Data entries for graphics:
○ ○ ○ ○

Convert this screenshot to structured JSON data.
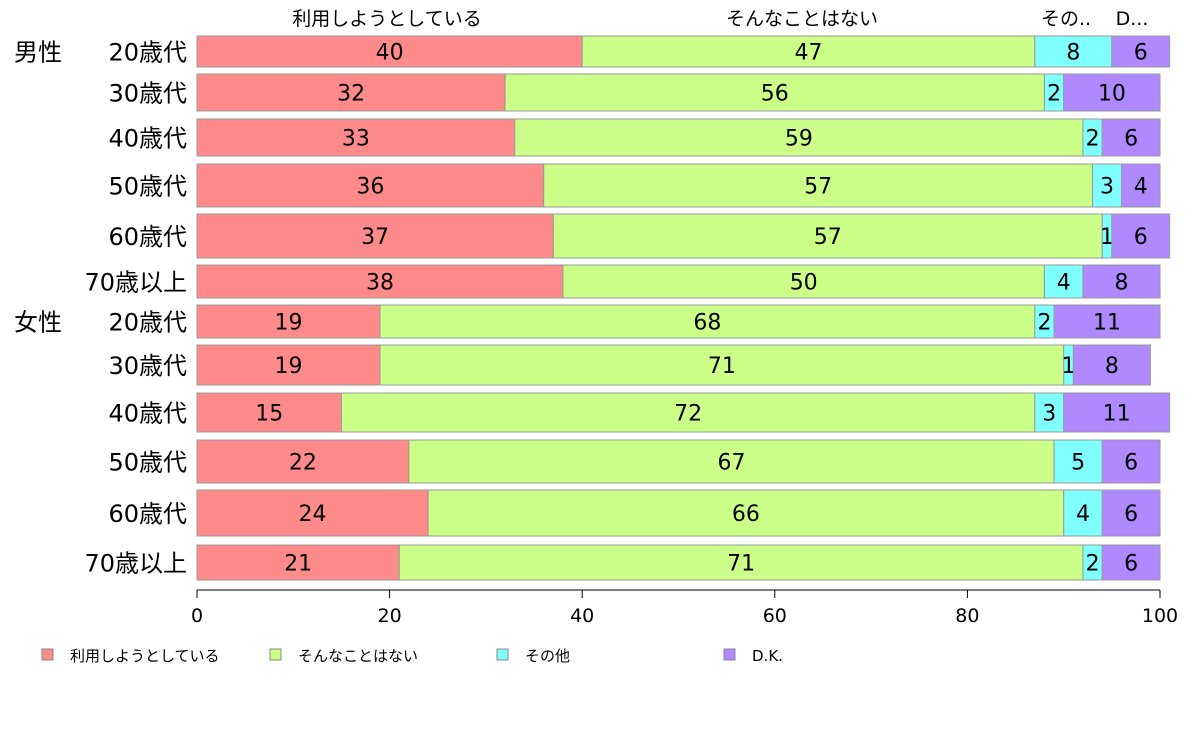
{
  "chart_data": {
    "type": "bar",
    "orientation": "horizontal",
    "stacked": true,
    "xlim": [
      0,
      100
    ],
    "x_ticks": [
      "0",
      "20",
      "40",
      "60",
      "80",
      "100"
    ],
    "column_headers": [
      "利用しようとしている",
      "そんなことはない",
      "その..",
      "D..."
    ],
    "group_labels": [
      "男性",
      "女性"
    ],
    "categories": [
      "20歳代",
      "30歳代",
      "40歳代",
      "50歳代",
      "60歳代",
      "70歳以上",
      "20歳代",
      "30歳代",
      "40歳代",
      "50歳代",
      "60歳代",
      "70歳以上"
    ],
    "series": [
      {
        "name": "利用しようとしている",
        "color": "#ff8a8a",
        "values": [
          40,
          32,
          33,
          36,
          37,
          38,
          19,
          19,
          15,
          22,
          24,
          21
        ]
      },
      {
        "name": "そんなことはない",
        "color": "#ccff88",
        "values": [
          47,
          56,
          59,
          57,
          57,
          50,
          68,
          71,
          72,
          67,
          66,
          71
        ]
      },
      {
        "name": "その他",
        "color": "#80ffff",
        "values": [
          8,
          2,
          2,
          3,
          1,
          4,
          2,
          1,
          3,
          5,
          4,
          2
        ]
      },
      {
        "name": "D.K.",
        "color": "#b088ff",
        "values": [
          6,
          10,
          6,
          4,
          6,
          8,
          11,
          8,
          11,
          6,
          6,
          6
        ]
      }
    ],
    "legend_position": "bottom"
  }
}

○ ○ ○ ○

Keep the pictures out of the copy and return the rest of the data above exactly.

Convert this screenshot to structured JSON data.
{
  "chart_data": {
    "type": "bar",
    "orientation": "horizontal",
    "stacked": true,
    "xlim": [
      0,
      100
    ],
    "x_ticks": [
      "0",
      "20",
      "40",
      "60",
      "80",
      "100"
    ],
    "column_headers": [
      "利用しようとしている",
      "そんなことはない",
      "その..",
      "D..."
    ],
    "group_labels": [
      "男性",
      "女性"
    ],
    "categories": [
      "20歳代",
      "30歳代",
      "40歳代",
      "50歳代",
      "60歳代",
      "70歳以上",
      "20歳代",
      "30歳代",
      "40歳代",
      "50歳代",
      "60歳代",
      "70歳以上"
    ],
    "series": [
      {
        "name": "利用しようとしている",
        "color": "#ff8a8a",
        "values": [
          40,
          32,
          33,
          36,
          37,
          38,
          19,
          19,
          15,
          22,
          24,
          21
        ]
      },
      {
        "name": "そんなことはない",
        "color": "#ccff88",
        "values": [
          47,
          56,
          59,
          57,
          57,
          50,
          68,
          71,
          72,
          67,
          66,
          71
        ]
      },
      {
        "name": "その他",
        "color": "#80ffff",
        "values": [
          8,
          2,
          2,
          3,
          1,
          4,
          2,
          1,
          3,
          5,
          4,
          2
        ]
      },
      {
        "name": "D.K.",
        "color": "#b088ff",
        "values": [
          6,
          10,
          6,
          4,
          6,
          8,
          11,
          8,
          11,
          6,
          6,
          6
        ]
      }
    ],
    "legend_position": "bottom"
  }
}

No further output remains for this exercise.